Dataset.
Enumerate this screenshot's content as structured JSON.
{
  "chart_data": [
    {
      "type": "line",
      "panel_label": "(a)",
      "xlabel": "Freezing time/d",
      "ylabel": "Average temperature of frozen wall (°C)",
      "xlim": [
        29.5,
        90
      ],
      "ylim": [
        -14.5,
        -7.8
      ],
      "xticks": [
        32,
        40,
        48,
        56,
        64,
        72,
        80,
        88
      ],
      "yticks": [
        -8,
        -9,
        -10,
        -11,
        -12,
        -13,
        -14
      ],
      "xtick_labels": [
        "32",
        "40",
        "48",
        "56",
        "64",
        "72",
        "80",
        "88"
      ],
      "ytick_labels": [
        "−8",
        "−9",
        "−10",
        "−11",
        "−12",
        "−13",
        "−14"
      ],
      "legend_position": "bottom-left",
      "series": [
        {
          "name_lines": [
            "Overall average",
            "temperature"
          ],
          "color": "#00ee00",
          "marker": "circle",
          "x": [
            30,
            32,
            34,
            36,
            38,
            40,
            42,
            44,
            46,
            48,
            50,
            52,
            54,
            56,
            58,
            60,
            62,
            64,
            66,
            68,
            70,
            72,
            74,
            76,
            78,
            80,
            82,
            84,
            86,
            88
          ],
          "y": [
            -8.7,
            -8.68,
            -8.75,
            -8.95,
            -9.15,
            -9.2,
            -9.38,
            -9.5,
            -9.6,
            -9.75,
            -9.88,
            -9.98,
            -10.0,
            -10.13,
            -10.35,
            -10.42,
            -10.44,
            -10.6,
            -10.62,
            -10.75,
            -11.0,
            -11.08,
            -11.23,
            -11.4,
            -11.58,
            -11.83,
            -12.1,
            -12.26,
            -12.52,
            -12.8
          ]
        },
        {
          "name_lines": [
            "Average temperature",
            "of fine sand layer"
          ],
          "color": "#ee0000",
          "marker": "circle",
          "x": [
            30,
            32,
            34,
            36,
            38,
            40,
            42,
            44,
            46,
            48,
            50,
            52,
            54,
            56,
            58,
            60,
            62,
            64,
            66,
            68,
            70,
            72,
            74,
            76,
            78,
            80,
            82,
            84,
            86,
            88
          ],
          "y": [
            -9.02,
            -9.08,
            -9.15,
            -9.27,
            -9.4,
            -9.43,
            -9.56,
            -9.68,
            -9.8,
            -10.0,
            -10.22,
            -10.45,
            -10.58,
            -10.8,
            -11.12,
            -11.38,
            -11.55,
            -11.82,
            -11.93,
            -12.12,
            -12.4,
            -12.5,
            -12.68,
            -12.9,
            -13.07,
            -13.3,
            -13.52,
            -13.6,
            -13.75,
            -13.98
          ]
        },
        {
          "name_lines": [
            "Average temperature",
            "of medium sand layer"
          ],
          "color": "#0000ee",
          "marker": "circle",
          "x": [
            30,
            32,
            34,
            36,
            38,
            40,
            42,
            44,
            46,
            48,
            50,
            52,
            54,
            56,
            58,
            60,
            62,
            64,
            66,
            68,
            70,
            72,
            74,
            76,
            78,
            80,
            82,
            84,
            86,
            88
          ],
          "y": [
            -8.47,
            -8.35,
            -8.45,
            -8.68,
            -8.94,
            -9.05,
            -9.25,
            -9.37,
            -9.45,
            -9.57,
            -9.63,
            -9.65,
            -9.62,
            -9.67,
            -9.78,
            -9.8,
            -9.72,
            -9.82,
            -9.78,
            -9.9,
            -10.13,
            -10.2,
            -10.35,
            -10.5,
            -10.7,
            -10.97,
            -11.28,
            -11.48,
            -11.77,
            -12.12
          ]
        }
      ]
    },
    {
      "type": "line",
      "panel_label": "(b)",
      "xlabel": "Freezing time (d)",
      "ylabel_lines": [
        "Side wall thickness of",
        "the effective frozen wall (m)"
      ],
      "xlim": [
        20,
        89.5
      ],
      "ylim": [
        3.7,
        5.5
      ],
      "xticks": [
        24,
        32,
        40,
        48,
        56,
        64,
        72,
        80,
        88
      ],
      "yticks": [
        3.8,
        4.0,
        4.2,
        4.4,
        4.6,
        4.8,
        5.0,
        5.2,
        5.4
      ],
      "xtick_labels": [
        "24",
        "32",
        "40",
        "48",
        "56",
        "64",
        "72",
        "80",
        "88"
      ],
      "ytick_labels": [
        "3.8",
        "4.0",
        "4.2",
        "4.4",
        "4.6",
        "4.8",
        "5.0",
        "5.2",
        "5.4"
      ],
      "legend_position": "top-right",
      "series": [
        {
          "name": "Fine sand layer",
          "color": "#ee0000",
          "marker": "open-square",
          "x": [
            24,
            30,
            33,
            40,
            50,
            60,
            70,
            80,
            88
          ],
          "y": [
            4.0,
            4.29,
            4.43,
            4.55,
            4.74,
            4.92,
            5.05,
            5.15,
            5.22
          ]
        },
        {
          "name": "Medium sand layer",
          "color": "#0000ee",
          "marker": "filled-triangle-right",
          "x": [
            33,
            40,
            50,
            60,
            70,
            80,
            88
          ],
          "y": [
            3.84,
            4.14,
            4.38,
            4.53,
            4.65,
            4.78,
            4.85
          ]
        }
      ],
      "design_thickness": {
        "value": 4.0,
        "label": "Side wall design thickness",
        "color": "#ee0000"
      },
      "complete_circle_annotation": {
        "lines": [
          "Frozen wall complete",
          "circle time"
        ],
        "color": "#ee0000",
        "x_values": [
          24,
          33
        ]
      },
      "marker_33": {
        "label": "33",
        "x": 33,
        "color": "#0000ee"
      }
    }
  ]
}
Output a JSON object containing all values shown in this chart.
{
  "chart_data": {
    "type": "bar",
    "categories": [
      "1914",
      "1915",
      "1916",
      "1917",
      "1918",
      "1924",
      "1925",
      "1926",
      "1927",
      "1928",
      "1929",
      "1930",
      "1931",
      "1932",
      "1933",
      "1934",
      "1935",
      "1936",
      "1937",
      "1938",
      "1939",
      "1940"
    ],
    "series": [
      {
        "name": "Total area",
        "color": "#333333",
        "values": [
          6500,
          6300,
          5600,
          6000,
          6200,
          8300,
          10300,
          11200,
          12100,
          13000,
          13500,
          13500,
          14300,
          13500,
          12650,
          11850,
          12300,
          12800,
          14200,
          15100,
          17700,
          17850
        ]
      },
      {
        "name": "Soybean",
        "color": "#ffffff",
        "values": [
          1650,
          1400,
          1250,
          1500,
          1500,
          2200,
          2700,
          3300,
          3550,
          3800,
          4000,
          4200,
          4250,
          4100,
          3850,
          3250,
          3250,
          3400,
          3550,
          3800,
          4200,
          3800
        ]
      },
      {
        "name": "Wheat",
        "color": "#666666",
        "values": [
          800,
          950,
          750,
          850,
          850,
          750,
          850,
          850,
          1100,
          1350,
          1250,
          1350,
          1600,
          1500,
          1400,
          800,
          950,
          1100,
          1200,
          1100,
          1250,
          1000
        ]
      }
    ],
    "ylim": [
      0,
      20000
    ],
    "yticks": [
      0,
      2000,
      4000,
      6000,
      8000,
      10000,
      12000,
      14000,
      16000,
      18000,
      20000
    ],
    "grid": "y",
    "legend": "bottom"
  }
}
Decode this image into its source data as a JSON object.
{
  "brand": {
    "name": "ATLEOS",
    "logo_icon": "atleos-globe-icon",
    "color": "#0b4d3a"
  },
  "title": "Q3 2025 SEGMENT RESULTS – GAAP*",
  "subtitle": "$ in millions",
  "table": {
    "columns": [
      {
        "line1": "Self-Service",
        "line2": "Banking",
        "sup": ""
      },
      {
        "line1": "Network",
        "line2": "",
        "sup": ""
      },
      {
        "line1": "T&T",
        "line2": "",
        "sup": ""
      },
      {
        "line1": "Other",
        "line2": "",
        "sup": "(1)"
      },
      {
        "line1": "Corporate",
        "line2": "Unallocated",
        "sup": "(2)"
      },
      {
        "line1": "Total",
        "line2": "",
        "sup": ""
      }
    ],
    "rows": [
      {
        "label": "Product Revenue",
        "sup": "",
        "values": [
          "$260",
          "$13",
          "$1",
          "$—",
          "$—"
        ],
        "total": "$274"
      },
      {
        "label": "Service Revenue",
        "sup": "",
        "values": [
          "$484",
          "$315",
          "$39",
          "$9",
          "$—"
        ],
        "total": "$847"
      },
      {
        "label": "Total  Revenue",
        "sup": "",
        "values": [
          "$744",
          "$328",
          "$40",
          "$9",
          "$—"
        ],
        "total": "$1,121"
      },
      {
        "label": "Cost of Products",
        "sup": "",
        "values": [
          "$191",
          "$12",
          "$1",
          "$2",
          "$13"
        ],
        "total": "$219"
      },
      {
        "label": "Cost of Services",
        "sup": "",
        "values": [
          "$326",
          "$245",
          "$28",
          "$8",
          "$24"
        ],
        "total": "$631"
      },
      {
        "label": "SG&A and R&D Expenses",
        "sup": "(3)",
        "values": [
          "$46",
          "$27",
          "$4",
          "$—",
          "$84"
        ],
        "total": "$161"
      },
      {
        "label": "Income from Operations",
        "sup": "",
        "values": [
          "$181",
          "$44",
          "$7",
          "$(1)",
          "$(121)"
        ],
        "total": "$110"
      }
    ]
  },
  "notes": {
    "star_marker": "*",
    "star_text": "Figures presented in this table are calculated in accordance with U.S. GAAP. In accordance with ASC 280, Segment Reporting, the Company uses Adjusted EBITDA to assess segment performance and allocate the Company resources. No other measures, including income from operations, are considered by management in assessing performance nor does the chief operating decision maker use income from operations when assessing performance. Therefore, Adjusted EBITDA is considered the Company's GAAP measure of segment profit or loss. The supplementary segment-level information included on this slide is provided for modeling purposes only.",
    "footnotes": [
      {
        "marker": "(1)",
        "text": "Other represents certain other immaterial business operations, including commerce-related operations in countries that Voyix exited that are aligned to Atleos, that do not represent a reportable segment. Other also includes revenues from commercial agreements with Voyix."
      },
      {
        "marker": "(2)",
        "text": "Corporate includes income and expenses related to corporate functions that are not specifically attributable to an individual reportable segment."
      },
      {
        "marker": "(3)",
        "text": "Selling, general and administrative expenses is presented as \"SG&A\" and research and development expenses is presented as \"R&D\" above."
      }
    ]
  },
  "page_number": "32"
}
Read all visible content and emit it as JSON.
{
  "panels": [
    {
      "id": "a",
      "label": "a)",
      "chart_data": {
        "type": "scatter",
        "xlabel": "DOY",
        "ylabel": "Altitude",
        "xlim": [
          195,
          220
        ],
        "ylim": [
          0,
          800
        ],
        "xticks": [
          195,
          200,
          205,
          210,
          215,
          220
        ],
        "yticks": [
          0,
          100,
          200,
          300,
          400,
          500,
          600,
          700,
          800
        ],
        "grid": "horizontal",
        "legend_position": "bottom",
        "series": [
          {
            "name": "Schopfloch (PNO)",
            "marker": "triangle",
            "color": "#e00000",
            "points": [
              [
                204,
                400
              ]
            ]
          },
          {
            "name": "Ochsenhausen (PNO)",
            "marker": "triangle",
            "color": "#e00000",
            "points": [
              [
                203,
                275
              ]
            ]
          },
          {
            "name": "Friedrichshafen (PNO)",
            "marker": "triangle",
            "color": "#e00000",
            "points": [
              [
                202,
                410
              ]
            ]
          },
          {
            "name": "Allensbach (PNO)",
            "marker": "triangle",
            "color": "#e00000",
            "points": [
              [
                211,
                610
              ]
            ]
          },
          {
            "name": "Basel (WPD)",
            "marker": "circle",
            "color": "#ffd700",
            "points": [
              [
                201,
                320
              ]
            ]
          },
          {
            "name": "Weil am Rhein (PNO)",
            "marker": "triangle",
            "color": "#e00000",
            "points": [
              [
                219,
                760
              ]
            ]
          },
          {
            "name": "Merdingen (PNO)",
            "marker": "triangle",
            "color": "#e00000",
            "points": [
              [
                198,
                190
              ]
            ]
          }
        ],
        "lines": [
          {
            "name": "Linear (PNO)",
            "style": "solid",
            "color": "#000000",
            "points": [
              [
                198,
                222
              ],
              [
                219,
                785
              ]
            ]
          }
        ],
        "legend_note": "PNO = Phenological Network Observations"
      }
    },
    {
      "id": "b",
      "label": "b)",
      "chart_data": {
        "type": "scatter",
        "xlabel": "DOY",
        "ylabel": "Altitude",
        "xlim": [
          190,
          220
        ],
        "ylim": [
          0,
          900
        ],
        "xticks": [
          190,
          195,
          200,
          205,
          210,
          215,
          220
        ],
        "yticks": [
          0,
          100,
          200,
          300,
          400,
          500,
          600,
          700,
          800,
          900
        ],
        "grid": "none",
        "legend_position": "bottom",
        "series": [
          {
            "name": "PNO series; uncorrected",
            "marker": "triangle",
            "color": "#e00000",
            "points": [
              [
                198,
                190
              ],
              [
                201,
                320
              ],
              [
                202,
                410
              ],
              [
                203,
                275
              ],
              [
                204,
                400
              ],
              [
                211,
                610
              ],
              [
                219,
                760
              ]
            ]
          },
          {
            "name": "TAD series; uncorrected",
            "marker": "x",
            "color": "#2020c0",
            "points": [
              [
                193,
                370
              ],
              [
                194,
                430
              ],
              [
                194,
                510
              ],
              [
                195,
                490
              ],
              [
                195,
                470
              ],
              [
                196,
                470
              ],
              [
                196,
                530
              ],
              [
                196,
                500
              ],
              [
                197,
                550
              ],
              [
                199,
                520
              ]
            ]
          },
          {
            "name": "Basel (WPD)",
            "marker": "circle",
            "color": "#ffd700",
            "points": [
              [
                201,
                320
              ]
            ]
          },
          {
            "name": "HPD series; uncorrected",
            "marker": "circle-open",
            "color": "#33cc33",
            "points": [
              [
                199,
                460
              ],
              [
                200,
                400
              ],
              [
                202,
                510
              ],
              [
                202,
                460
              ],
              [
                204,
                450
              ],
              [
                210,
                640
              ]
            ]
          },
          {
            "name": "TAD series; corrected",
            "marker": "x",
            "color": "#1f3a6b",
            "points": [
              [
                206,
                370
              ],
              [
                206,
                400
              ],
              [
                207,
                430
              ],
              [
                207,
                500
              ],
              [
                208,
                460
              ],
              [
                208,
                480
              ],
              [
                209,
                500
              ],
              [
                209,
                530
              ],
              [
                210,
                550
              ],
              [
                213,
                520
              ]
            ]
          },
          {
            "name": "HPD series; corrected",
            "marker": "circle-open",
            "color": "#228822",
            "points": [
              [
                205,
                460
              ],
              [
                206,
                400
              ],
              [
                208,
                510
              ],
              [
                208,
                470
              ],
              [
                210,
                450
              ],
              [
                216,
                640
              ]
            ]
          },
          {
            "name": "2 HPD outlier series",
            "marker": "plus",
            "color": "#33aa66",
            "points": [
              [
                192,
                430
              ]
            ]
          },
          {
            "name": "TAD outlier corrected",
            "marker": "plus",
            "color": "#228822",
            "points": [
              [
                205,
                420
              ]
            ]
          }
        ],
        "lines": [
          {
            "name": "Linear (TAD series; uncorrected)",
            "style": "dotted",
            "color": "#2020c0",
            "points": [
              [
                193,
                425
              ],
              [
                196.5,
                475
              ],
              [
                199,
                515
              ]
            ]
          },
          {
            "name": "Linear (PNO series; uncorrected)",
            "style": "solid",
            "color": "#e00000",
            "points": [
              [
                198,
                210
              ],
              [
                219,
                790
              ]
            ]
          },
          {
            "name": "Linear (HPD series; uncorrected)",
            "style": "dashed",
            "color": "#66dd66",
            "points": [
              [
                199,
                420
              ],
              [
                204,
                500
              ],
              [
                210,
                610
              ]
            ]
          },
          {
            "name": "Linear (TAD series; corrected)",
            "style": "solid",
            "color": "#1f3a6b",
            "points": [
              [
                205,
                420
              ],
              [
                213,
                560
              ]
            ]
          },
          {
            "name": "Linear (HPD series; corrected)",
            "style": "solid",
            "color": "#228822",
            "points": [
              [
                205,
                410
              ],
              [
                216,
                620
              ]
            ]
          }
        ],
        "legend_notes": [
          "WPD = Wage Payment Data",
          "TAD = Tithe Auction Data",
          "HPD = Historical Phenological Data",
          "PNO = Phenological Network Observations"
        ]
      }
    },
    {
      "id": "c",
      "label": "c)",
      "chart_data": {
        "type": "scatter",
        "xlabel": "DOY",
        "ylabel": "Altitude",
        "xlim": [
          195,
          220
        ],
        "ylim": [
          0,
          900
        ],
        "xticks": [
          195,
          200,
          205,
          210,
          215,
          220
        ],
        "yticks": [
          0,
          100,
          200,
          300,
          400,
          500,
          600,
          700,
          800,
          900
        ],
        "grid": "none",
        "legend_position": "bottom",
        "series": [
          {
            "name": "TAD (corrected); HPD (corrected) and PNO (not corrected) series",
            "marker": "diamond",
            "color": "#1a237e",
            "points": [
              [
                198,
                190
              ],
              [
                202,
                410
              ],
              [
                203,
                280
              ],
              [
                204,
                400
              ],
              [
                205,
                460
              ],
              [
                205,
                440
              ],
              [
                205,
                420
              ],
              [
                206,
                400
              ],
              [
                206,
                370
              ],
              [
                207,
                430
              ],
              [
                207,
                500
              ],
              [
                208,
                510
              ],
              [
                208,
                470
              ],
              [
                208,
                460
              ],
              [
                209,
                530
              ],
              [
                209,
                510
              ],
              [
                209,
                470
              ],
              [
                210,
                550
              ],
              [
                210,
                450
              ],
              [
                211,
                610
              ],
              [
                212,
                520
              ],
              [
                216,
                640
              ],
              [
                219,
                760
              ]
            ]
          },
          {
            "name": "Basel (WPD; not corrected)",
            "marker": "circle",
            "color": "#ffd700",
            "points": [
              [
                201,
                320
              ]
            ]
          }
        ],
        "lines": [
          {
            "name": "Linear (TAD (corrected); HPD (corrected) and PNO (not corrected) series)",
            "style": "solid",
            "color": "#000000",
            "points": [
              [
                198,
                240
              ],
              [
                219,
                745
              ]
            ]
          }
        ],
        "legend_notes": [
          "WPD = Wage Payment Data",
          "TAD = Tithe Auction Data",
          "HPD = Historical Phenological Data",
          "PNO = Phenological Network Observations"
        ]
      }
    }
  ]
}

Task statement. From the entries above, copy every line where the word "sand" shows up.

Result of this exercise.
            "of fine sand layer"
            "of medium sand layer"
          "name": "Fine sand layer",
          "name": "Medium sand layer",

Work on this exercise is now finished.